* AIM
Skip the images and return the records below exactly.

(Records from a collection)
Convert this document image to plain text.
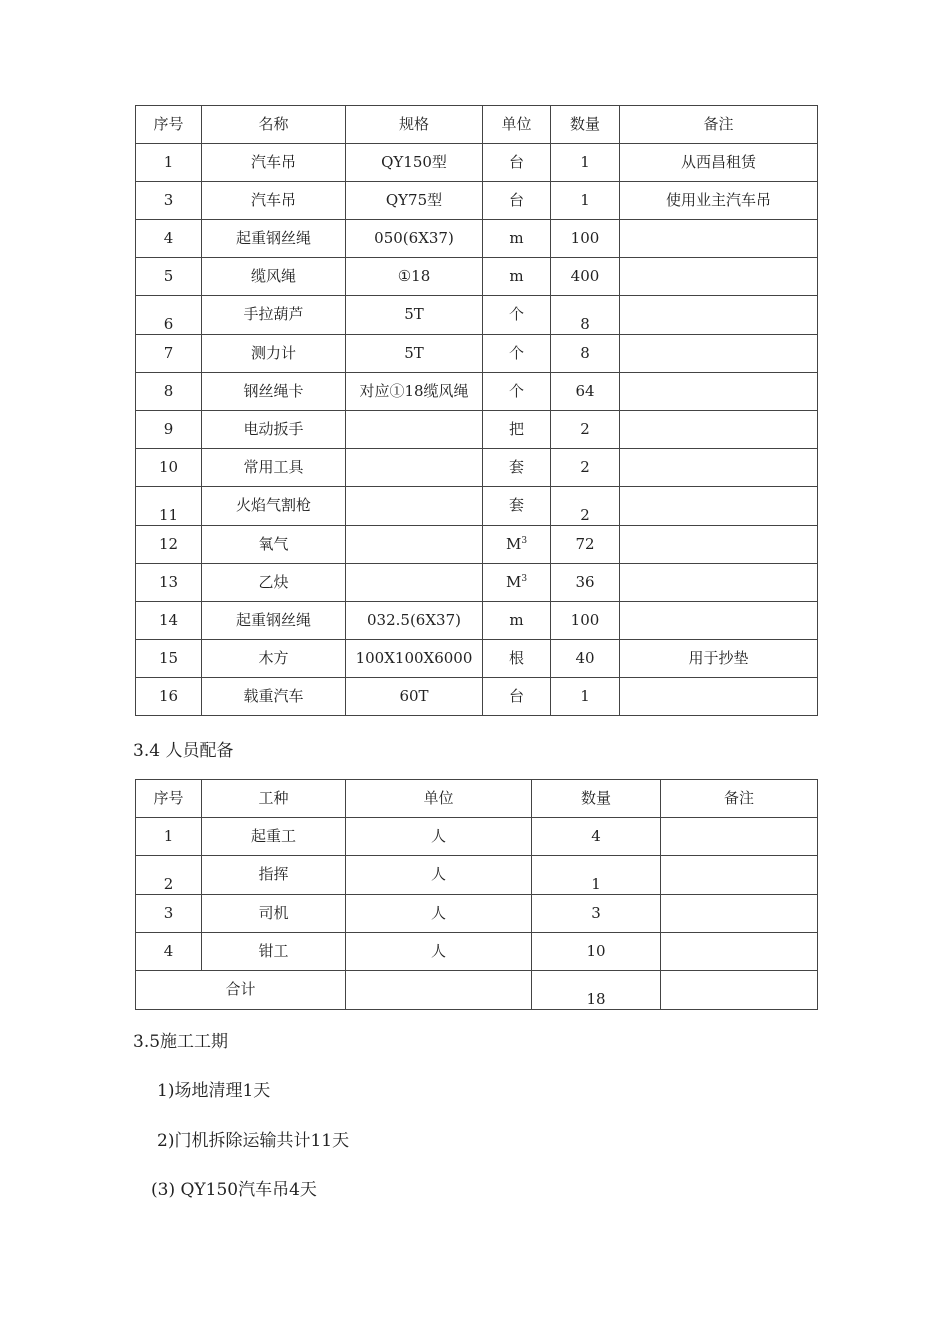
序号	名称	规格	单位	数量	备注
1	汽车吊	QY150型	台	1	从西昌租赁
3	汽车吊	QY75型	台	1	使用业主汽车吊
4	起重钢丝绳	050(6X37)	m	100	
5	缆风绳	①18	m	400	
6	手拉葫芦	5T	个	8	
7	测力计	5T	个	8	
8	钢丝绳卡	对应①18缆风绳	个	64	
9	电动扳手		把	2	
10	常用工具		套	2	
11	火焰气割枪		套	2	
12	氧气		$M^3$	72	
13	乙炔		$M^3$	36	
14	起重钢丝绳	032.5(6X37)	m	100	
15	木方	100X100X6000	根	40	用于抄垫
16	载重汽车	60T	台	1	
3.4 人员配备
序号	工种	单位	数量	备注
1	起重工	人	4	
2	指挥	人	1	
3	司机	人	3	
4	钳工	人	10	
合计			18	
3.5施工工期
1)场地清理1天
2)门机拆除运输共计11天
(3) QY150汽车吊4天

* WRITTEN ANSWER
Convert this document image to plain text.
序号	名称	规格	单位	数量	备注
1	汽车吊	QY150型	台	1	从西昌租赁
3	汽车吊	QY75型	台	1	使用业主汽车吊
4	起重钢丝绳	050(6X37)	m	100	
5	缆风绳	①18	m	400	
6	手拉葫芦	5T	个	8	
7	测力计	5T	个	8	
8	钢丝绳卡	对应①18缆风绳	个	64	
9	电动扳手		把	2	
10	常用工具		套	2	
11	火焰气割枪		套	2	
12	氧气		$M^3$	72	
13	乙炔		$M^3$	36	
14	起重钢丝绳	032.5(6X37)	m	100	
15	木方	100X100X6000	根	40	用于抄垫
16	载重汽车	60T	台	1	
3.4 人员配备
序号	工种	单位	数量	备注
1	起重工	人	4	
2	指挥	人	1	
3	司机	人	3	
4	钳工	人	10	
合计			18	
3.5施工工期
1)场地清理1天
2)门机拆除运输共计11天
(3) QY150汽车吊4天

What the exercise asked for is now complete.